== Text block ==
Foucault's Pendulum

by Umberto Eco

(Fiction)

 

Paperback
533 pages
(December 1990)
Ballantine Books
ISBN: 0345368754

Bookshelf Categories

Alchemy & Hermeticism

 

* ORDER THIS BOOK *

 

Synopsis:

A gleeful tour-de-force novel that ridecules every conspiratorial Templar-Rosicrucian-secret society theory there is -- while lovingly embracing them at the same time. At a certain point, you begin to wonder how much is fiction and how much is the author’s own speculative version of history cloaked in fiction. Clearly well-researched, while making fun of the theories that arise in his overactive mind. Worth reading to suggest actual areas of study.

 

Three clever book editors, inspired by an extraordinary fable they heard years befoe, decide to have a little fun. Randomly feeding esoteric bits of knowledge into an incredible computer capable of inventing connections between all their entires, they think they are creating a long lazy game--until the game starts taking over.... Here is an incredible journey of thought and history, memory and fantasy, a tour de force as enthralling as anything Umberto Eco--or indeed anyone--has ever devised.

Reviews:

Please.... read it!!!
===
== Raw data ==
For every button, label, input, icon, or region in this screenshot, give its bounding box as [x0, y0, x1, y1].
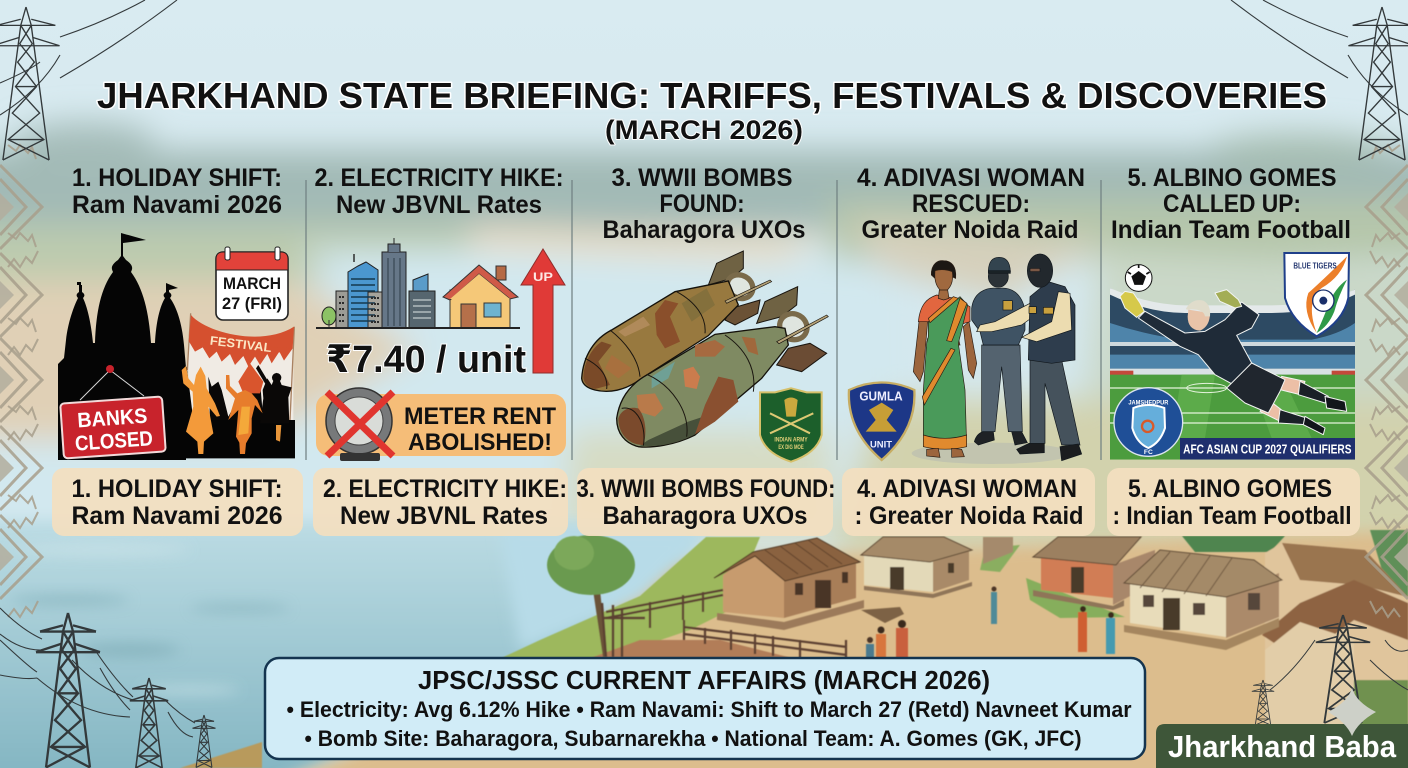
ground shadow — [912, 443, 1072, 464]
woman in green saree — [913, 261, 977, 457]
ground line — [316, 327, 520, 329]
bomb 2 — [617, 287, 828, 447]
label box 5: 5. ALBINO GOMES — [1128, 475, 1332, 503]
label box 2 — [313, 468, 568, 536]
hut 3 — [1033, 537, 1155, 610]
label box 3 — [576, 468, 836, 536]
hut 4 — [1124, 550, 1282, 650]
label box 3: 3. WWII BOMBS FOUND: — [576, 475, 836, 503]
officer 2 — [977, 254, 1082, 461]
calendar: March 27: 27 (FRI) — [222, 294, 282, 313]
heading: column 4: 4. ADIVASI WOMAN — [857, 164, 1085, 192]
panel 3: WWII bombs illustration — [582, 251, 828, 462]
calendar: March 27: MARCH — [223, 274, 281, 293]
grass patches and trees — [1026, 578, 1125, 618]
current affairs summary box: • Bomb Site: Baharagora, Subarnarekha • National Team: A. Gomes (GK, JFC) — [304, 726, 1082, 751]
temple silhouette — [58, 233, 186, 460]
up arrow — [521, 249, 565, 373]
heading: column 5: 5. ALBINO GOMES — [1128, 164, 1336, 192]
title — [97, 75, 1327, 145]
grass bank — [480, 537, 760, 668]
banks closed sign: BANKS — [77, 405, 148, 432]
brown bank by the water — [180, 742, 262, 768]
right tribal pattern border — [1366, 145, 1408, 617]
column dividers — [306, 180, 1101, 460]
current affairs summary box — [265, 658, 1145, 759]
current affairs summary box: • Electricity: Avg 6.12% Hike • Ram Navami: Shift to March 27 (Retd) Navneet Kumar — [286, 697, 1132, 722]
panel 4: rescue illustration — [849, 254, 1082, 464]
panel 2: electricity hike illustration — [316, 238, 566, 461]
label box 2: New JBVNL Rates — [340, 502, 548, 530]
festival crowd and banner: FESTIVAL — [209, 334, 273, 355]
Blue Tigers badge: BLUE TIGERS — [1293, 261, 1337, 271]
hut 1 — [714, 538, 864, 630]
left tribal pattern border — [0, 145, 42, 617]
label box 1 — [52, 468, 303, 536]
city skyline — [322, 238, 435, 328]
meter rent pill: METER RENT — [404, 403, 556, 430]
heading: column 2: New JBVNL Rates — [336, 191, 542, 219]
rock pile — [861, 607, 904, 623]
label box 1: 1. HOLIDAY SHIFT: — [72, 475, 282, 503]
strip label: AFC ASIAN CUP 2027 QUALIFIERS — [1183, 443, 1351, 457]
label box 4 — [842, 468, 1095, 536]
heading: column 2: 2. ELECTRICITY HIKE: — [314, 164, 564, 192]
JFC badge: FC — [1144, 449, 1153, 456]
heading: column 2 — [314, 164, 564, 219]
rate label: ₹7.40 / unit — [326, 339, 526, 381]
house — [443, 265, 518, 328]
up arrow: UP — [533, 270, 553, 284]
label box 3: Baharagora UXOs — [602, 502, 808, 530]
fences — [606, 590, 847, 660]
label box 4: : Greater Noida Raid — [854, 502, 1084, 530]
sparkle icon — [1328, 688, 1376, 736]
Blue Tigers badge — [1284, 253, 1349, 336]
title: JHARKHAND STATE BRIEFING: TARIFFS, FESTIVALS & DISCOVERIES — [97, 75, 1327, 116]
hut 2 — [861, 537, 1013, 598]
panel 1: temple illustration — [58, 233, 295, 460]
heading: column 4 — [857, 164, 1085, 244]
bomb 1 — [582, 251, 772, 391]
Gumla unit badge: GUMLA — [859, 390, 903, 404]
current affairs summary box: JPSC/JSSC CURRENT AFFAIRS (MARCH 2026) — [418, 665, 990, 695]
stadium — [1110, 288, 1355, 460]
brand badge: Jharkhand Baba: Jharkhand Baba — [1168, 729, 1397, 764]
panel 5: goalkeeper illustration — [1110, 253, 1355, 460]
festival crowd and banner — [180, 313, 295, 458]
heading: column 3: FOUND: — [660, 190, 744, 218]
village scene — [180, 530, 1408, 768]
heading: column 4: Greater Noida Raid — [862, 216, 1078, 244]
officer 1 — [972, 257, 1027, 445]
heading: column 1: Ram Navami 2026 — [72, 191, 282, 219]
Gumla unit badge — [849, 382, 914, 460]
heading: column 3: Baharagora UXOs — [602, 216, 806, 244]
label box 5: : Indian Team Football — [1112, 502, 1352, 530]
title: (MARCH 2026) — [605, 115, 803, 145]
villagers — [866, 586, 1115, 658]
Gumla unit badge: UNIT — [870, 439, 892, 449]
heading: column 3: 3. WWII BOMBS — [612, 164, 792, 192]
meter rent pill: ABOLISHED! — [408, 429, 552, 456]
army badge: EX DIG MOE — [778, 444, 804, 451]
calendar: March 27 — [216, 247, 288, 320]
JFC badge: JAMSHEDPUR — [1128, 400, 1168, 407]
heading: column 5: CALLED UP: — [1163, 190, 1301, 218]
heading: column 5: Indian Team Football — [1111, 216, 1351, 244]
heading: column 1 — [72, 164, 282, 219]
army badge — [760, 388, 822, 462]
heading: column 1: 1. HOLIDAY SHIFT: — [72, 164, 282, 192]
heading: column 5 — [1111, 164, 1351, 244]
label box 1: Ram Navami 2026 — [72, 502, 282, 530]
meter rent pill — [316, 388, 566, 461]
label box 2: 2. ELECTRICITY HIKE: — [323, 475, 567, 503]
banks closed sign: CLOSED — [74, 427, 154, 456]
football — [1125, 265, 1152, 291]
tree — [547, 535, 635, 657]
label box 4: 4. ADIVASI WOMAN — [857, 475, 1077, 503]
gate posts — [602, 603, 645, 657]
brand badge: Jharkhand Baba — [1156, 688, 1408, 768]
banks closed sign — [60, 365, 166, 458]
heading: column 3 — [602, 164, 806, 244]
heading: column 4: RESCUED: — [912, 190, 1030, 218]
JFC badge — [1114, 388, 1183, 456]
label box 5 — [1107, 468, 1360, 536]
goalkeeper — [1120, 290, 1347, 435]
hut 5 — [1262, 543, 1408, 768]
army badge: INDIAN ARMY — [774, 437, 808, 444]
===
Copy out the entire Foucault's Pendulum book page word for word, from its title line through the final review. The material above is separate from the Foucault's Pendulum book page.

§ **Result of the task**
Foucault's Pendulum

by Umberto Eco

(Fiction)

 

Paperback
533 pages
(December 1990)
Ballantine Books
ISBN: 0345368754

Bookshelf Categories

Alchemy & Hermeticism

 

* ORDER THIS BOOK *

 

Synopsis:

A gleeful tour-de-force novel that ridecules every conspiratorial Templar-Rosicrucian-secret society theory there is -- while lovingly embracing them at the same time. At a certain point, you begin to wonder how much is fiction and how much is the author’s own speculative version of history cloaked in fiction. Clearly well-researched, while making fun of the theories that arise in his overactive mind. Worth reading to suggest actual areas of study.

 

Three clever book editors, inspired by an extraordinary fable they heard years befoe, decide to have a little fun. Randomly feeding esoteric bits of knowledge into an incredible computer capable of inventing connections between all their entires, they think they are creating a long lazy game--until the game starts taking over.... Here is an incredible journey of thought and history, memory and fantasy, a tour de force as enthralling as anything Umberto Eco--or indeed anyone--has ever devised.

Reviews:

Please.... read it!!!